What the task requires -> Using the listing below, select the lines with the word "TradingView" and copy them.

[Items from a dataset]
** start **

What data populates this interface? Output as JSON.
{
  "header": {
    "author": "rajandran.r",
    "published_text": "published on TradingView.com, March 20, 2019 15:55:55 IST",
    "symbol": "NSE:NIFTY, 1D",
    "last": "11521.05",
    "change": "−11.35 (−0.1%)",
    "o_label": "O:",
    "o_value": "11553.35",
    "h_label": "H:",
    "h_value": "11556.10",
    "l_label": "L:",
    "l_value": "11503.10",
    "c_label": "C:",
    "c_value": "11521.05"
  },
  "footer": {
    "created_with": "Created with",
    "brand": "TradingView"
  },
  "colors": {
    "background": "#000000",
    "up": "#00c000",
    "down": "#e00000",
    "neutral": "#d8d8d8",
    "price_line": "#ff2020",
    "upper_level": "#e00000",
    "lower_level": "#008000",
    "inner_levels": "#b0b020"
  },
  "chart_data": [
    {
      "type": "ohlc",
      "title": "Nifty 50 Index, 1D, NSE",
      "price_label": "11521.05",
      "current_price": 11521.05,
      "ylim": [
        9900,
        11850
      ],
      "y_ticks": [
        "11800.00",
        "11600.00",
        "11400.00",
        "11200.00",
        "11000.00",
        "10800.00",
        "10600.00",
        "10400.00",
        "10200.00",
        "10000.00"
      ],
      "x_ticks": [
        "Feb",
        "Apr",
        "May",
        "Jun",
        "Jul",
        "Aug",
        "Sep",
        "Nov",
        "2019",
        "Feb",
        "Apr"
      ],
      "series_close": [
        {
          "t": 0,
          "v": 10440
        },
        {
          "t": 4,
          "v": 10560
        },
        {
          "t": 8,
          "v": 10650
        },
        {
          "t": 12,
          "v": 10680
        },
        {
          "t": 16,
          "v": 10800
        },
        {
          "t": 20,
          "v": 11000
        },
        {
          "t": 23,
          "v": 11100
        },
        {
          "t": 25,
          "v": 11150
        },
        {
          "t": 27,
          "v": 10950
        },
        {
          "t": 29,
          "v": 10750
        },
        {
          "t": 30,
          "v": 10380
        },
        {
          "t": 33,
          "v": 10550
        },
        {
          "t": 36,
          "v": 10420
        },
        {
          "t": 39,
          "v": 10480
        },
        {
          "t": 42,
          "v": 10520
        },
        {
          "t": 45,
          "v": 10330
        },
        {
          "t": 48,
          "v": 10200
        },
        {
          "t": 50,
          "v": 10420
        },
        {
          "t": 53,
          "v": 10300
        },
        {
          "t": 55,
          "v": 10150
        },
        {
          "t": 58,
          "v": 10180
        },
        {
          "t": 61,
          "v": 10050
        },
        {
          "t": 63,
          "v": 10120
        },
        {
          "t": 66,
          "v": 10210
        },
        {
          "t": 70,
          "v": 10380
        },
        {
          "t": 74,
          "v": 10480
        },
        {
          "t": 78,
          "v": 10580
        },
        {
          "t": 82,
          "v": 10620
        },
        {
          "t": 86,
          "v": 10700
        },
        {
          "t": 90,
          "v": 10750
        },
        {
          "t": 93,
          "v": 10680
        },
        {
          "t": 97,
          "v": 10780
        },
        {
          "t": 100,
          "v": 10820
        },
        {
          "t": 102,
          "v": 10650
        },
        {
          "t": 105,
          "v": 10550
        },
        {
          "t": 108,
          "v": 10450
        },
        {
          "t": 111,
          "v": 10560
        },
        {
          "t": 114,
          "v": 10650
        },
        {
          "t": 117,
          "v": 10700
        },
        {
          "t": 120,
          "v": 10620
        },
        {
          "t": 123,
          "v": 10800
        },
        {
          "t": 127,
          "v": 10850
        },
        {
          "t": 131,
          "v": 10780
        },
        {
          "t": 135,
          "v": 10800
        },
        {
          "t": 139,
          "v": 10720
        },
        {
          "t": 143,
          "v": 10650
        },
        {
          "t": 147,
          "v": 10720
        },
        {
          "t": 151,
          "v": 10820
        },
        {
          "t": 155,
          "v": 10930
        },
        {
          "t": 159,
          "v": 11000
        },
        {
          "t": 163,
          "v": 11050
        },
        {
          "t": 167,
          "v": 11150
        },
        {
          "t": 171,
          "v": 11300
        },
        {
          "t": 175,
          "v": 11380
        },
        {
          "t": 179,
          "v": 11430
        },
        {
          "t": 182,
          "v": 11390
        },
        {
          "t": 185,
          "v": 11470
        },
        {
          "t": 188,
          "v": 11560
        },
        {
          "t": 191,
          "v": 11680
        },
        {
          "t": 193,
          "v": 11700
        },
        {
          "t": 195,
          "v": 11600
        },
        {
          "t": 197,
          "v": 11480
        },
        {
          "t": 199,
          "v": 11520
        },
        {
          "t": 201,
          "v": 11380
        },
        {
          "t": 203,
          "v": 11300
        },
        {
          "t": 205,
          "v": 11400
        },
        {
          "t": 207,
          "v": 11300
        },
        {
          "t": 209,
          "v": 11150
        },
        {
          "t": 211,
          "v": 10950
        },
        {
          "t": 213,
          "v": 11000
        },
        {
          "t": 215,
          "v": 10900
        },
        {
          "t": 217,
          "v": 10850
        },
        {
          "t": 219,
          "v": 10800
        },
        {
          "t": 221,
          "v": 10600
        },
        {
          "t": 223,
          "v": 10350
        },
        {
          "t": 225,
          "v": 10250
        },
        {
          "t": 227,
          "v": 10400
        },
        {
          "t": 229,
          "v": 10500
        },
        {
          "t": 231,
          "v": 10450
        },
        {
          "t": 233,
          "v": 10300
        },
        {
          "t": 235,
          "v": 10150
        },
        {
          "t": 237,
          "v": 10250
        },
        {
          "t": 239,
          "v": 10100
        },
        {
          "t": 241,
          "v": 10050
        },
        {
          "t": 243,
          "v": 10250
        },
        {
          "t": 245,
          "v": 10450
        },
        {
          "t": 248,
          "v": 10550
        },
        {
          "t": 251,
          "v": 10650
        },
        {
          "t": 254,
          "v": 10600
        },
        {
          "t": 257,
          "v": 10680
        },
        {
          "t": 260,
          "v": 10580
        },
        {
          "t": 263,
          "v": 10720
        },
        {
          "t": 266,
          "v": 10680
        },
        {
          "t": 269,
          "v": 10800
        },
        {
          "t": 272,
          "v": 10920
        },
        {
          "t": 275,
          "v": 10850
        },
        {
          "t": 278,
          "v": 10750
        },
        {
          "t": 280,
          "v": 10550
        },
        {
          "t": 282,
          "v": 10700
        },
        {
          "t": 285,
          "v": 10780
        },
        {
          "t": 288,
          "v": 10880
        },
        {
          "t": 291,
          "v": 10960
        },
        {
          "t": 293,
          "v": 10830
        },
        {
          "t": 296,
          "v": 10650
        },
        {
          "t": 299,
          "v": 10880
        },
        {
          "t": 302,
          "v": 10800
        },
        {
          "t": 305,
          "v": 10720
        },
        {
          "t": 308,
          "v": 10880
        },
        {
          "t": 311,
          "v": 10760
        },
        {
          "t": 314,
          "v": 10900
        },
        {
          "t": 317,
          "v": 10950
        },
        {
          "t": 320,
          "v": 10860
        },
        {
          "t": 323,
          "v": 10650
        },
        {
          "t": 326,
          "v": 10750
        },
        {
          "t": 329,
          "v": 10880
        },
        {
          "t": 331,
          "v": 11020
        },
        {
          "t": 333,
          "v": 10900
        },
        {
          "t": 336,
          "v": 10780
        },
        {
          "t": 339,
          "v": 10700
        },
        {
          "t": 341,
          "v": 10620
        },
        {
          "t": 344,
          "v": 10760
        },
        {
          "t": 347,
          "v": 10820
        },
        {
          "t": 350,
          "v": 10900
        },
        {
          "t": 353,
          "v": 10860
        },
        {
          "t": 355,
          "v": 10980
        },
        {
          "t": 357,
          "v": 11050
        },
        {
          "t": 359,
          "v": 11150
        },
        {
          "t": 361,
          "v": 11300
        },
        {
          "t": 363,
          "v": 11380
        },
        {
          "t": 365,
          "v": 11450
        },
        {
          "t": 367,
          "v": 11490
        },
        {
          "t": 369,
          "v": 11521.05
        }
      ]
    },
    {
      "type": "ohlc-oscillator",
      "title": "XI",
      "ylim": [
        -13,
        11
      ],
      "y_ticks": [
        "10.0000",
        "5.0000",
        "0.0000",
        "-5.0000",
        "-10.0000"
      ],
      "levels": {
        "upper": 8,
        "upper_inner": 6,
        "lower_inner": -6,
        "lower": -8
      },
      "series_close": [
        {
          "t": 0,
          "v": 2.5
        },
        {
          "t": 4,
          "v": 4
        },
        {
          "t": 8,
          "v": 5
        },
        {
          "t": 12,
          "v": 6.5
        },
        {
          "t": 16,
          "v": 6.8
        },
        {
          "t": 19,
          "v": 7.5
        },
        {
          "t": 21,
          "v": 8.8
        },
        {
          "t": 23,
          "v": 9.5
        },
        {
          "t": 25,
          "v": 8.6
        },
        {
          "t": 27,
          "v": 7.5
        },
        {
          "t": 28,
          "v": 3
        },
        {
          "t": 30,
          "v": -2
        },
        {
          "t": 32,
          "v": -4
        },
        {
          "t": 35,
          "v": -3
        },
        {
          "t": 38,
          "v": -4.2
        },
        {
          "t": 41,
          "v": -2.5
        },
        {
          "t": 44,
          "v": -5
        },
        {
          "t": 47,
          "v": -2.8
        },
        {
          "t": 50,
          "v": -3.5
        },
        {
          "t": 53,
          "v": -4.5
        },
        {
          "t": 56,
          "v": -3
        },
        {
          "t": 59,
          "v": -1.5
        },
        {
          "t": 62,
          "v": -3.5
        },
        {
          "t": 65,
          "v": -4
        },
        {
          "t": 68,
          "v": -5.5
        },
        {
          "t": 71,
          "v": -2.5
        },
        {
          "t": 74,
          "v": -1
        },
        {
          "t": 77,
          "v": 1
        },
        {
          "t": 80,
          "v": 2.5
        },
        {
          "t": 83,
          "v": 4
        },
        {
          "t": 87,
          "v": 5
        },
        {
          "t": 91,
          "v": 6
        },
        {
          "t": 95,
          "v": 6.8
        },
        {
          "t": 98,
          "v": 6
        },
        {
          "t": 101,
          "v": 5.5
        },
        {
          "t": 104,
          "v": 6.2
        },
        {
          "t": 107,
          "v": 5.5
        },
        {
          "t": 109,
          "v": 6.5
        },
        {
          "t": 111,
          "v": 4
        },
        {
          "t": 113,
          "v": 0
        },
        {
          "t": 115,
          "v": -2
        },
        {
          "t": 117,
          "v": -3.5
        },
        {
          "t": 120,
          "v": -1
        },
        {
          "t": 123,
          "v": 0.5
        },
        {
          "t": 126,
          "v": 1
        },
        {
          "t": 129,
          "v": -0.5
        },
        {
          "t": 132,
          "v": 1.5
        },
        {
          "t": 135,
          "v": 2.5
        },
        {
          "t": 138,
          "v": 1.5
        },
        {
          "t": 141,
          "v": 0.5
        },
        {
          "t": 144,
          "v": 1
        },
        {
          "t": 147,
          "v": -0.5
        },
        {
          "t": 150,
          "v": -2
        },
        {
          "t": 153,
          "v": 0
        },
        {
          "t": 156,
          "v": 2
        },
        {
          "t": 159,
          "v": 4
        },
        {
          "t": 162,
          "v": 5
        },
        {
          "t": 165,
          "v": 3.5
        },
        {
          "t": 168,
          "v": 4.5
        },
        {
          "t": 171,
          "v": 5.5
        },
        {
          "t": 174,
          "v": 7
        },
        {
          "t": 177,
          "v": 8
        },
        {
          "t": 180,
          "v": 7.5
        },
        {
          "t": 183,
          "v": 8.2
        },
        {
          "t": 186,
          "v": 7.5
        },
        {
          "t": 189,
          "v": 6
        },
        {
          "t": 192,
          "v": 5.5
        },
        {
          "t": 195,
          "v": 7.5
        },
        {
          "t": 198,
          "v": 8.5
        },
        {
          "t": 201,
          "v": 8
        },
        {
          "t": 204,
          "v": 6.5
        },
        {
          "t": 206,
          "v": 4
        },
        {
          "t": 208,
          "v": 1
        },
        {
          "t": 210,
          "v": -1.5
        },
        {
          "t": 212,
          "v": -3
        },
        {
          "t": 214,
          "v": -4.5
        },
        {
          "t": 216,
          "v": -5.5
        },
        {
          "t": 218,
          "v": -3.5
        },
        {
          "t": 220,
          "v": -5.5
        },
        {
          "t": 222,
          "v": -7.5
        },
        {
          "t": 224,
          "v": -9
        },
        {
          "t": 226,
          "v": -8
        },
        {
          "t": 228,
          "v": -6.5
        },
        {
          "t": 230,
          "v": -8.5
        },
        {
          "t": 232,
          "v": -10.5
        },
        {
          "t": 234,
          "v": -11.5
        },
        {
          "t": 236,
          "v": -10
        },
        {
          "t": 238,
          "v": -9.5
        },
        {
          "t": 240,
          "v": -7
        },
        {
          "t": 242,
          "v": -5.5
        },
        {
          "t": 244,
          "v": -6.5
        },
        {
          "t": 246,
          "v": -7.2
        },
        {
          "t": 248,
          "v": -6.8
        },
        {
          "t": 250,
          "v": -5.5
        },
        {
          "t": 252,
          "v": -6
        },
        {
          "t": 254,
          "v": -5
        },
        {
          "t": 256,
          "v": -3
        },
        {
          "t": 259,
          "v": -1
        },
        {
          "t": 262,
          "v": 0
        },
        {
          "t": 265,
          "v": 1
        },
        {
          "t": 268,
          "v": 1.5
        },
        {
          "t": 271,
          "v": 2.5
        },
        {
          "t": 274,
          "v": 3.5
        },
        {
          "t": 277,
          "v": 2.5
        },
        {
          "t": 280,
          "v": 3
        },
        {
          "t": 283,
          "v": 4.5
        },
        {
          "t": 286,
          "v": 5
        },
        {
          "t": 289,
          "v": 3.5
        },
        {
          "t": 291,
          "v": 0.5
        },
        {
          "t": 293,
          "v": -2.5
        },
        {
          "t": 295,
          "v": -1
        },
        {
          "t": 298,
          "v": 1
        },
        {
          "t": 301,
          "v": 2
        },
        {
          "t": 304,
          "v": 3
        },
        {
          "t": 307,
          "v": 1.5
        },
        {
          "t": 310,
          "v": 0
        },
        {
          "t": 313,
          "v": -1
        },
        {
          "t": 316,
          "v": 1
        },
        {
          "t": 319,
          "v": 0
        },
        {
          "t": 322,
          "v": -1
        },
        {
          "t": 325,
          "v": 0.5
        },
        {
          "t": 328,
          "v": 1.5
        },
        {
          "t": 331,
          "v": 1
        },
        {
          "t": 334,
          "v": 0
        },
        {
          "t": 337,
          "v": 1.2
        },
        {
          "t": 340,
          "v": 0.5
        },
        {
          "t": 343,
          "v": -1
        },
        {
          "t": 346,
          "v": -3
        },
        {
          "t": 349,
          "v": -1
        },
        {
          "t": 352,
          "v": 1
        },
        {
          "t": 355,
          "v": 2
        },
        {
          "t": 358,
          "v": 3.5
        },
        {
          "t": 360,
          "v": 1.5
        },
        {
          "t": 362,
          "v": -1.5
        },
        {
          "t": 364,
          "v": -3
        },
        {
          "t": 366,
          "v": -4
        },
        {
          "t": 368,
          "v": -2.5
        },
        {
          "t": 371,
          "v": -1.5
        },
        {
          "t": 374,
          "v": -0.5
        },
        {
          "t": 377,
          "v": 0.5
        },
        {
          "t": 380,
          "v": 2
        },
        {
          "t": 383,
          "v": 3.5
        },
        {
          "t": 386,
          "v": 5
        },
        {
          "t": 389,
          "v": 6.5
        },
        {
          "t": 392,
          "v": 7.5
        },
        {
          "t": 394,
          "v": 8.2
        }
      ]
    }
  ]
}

** end **

Output ->
    "published_text": "published on TradingView.com, March 20, 2019 15:55:55 IST",
    "brand": "TradingView"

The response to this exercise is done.